* _Stated task_: Extract all lines containing "Footage".

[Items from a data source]

>> begin

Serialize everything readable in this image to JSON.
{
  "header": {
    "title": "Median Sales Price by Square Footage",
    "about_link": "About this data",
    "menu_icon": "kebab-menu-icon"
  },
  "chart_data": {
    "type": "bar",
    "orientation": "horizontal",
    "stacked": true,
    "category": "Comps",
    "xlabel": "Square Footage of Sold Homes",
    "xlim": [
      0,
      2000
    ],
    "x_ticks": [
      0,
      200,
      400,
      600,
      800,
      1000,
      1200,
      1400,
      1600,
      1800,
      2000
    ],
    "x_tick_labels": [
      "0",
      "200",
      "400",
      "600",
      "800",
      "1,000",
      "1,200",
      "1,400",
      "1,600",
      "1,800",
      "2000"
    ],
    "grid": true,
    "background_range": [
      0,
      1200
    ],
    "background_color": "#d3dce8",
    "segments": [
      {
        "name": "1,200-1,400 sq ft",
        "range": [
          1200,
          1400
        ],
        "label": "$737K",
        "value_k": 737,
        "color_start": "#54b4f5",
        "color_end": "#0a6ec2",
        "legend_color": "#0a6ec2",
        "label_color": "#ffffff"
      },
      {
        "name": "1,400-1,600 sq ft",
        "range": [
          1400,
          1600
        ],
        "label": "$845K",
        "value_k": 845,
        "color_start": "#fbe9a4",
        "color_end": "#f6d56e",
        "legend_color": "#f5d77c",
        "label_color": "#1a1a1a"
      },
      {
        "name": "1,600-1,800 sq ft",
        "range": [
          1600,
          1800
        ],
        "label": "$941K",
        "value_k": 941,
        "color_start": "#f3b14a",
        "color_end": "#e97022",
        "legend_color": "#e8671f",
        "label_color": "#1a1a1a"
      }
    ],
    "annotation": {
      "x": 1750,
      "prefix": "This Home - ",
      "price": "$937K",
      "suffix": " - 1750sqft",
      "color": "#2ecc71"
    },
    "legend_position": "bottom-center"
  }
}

>> end
>> begin

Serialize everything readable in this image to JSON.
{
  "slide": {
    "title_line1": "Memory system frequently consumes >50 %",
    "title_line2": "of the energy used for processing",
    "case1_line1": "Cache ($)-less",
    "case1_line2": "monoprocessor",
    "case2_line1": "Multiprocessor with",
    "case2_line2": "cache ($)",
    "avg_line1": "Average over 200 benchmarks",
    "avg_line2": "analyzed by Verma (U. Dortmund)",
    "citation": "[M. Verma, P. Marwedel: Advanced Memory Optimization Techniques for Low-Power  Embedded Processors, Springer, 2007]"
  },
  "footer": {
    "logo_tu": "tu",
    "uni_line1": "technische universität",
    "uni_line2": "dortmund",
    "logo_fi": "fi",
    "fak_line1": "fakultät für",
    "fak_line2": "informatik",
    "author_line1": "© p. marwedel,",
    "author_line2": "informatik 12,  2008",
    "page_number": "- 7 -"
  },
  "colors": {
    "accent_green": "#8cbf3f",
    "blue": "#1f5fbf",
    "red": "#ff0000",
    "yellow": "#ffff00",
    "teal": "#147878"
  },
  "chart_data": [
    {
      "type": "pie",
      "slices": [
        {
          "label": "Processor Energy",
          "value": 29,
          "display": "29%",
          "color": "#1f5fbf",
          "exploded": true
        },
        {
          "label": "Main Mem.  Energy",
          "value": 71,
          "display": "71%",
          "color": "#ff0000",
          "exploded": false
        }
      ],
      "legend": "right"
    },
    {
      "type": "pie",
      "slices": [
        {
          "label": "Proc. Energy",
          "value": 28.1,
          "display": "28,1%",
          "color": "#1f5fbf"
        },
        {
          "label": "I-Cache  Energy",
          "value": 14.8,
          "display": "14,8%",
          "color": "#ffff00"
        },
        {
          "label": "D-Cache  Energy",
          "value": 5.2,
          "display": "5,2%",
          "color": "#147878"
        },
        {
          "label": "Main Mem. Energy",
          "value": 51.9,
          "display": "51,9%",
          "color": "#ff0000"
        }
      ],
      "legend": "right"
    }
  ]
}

>> end
>> begin

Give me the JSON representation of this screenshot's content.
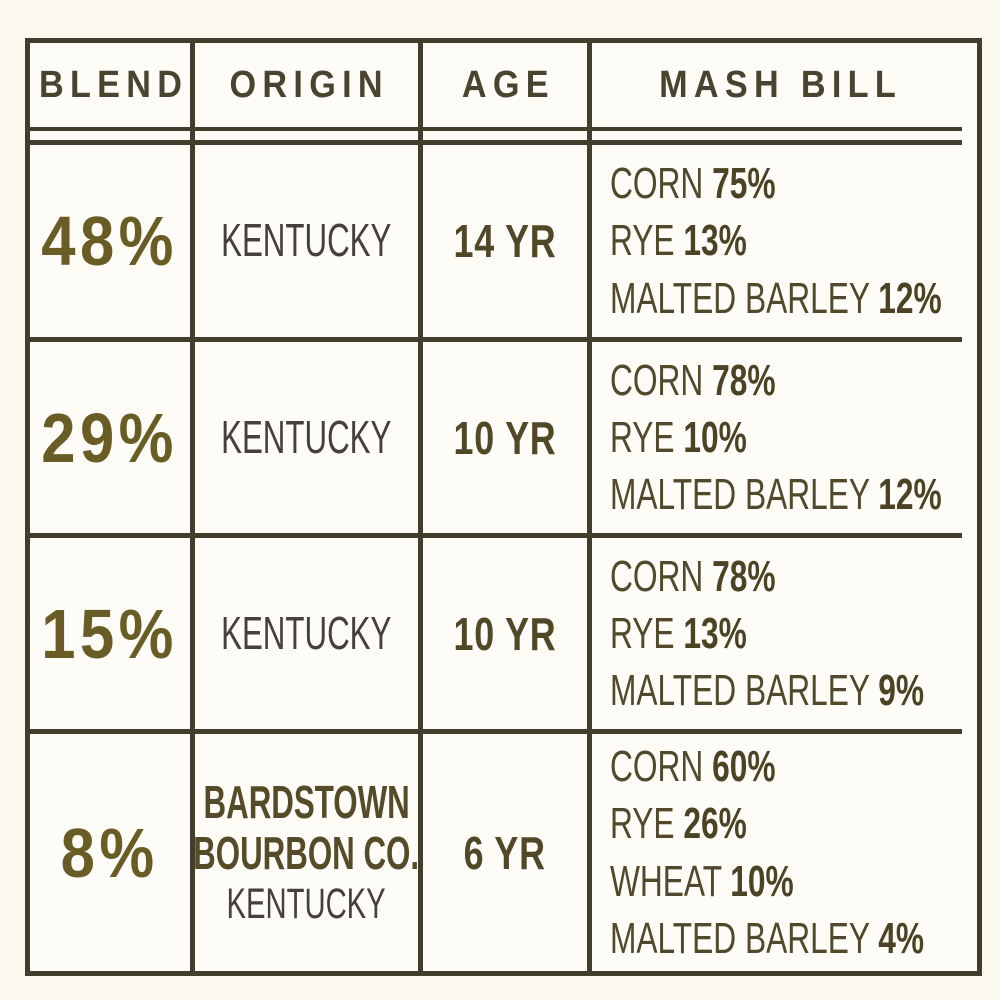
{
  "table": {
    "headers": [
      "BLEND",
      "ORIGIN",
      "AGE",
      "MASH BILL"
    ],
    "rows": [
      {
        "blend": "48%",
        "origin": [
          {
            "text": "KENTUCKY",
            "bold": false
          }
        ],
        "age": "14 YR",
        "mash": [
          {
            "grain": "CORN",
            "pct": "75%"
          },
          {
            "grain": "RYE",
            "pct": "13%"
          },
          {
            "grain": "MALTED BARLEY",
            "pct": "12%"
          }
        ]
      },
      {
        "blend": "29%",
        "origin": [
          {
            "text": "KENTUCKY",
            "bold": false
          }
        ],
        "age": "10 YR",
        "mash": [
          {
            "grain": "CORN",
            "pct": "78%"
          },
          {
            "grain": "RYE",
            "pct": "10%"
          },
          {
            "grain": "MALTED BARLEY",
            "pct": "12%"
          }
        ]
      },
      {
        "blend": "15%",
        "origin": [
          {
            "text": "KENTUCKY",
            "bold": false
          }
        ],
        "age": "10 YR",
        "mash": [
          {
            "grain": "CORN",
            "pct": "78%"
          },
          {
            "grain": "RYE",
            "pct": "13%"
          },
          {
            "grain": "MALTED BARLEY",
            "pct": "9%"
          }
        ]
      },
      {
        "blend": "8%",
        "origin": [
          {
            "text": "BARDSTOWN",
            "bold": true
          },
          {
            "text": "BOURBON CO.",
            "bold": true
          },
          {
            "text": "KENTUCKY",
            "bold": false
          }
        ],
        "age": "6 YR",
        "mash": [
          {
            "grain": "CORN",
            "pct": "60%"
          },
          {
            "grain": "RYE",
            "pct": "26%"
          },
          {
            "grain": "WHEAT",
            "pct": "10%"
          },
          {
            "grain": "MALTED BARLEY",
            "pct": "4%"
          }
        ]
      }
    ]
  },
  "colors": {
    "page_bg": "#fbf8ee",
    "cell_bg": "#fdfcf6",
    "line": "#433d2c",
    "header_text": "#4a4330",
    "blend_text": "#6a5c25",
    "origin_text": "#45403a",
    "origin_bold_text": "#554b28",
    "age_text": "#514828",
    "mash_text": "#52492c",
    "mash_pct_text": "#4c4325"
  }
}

>> end

* _Solution below_:
    "title": "Median Sales Price by Square Footage",
    "xlabel": "Square Footage of Sold Homes",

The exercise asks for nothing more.